About this task: Copy the biography of Karl Sauer word for word, starting with "As early as" and going on through "the Freiburg collections.".

Text section:
-------------------------

Karl Sauer

Gatherer public

Biography

Karl Sauer, born on 10 February 1872, grew up in Whylen near Lörrach. In 1891, Sauer moved with his family to Freiburg. Sauer was active in the German colonial service for a long time. From 1898 until 1912, he worked in German East Africa (today's Burundi, Rwanda, Tanzania (excluding the island of Zanzibar) and parts of Mozambique). Sauer was involved in the brutal suppression of the uprising during the Maji-Maji War (1905–1907) between the local population and the German forces of occupation. A tropical disease forced Karl Sauer to resign from his post in 1912 and return to Freiburg. Upon the outbreak of the First World War, he reported for military service once more. An injury led to a longer stay in a military hospital in Heidelberg, where Karl Sauer died on 14 March 1917.

As early as 1901, Karl Sauer donated his collection of African ethnographic artefacts to Lord Mayor Winterer. The total of 83 items included objects from the Maasai, Djagga, Waseramo and the Waswahili peoples. The collection also included natural history objects, such as the skull of a hippopotamus or the horns of a buffalo. In the following years, Karl Sauer repeatedly donated objects acquired in German East Africa to the Freiburg collections.

-------------------------

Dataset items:
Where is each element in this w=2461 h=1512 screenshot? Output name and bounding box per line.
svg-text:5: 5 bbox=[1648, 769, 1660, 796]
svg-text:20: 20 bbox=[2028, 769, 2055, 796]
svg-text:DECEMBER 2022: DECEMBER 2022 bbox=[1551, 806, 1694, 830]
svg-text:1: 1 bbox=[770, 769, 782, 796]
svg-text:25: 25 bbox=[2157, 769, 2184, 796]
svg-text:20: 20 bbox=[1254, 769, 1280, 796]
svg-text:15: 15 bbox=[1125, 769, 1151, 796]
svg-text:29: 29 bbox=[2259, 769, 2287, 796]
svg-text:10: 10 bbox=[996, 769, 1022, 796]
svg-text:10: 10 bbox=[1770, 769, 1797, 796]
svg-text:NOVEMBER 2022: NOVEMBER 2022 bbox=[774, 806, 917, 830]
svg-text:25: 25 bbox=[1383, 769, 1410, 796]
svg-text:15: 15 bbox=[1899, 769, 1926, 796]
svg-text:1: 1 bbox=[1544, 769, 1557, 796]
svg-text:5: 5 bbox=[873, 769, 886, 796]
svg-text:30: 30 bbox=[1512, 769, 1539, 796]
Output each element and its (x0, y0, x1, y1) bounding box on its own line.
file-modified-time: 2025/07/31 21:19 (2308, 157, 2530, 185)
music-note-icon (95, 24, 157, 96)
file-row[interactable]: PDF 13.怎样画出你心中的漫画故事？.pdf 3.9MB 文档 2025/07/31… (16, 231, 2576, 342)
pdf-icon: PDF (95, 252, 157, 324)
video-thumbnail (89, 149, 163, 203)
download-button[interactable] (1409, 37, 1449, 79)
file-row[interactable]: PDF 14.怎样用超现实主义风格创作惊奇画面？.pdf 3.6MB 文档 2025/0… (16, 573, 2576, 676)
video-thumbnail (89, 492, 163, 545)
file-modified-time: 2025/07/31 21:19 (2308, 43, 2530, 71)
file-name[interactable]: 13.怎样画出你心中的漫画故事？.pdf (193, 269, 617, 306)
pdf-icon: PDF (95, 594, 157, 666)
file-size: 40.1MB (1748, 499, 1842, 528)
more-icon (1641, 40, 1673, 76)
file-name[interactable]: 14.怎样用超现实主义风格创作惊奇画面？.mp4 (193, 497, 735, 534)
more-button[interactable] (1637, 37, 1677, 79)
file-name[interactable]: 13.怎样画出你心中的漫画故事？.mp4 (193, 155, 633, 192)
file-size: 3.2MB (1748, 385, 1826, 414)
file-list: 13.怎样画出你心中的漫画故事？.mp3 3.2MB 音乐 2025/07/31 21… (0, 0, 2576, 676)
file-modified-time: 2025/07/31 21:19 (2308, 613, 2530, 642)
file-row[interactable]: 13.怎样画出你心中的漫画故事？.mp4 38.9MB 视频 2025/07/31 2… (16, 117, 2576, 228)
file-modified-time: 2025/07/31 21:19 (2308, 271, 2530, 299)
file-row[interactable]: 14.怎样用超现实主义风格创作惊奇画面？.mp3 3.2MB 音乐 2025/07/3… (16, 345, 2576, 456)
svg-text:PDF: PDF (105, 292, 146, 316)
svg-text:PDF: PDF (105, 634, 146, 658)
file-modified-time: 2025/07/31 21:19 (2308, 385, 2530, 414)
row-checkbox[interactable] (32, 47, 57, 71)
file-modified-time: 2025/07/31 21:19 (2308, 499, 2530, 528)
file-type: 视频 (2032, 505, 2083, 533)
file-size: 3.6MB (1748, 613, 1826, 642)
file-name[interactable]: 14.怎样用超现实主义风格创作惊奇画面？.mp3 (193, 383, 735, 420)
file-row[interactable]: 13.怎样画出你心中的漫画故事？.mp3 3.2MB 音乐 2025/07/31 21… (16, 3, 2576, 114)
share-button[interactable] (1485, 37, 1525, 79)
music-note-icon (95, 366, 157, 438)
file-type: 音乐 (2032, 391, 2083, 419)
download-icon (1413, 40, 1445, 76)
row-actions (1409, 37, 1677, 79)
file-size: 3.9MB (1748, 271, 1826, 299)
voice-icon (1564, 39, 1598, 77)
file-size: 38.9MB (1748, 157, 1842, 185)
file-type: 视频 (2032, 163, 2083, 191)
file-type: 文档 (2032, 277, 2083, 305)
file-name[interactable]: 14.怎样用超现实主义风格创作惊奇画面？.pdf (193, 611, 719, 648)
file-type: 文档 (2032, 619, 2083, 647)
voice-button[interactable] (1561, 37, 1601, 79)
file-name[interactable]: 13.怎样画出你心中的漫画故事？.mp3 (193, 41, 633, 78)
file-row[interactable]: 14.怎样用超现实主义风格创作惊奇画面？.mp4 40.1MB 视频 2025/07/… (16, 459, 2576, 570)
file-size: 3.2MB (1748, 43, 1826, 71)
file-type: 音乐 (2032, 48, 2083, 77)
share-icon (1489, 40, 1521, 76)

-------------------------

Output of the task:
As early as 1901, Karl Sauer donated his collection of African ethnographic artefacts to Lord Mayor Winterer. The total of 83 items included objects from the Maasai, Djagga, Waseramo and the Waswahili peoples. The collection also included natural history objects, such as the skull of a hippopotamus or the horns of a buffalo. In the following years, Karl Sauer repeatedly donated objects acquired in German East Africa to the Freiburg collections.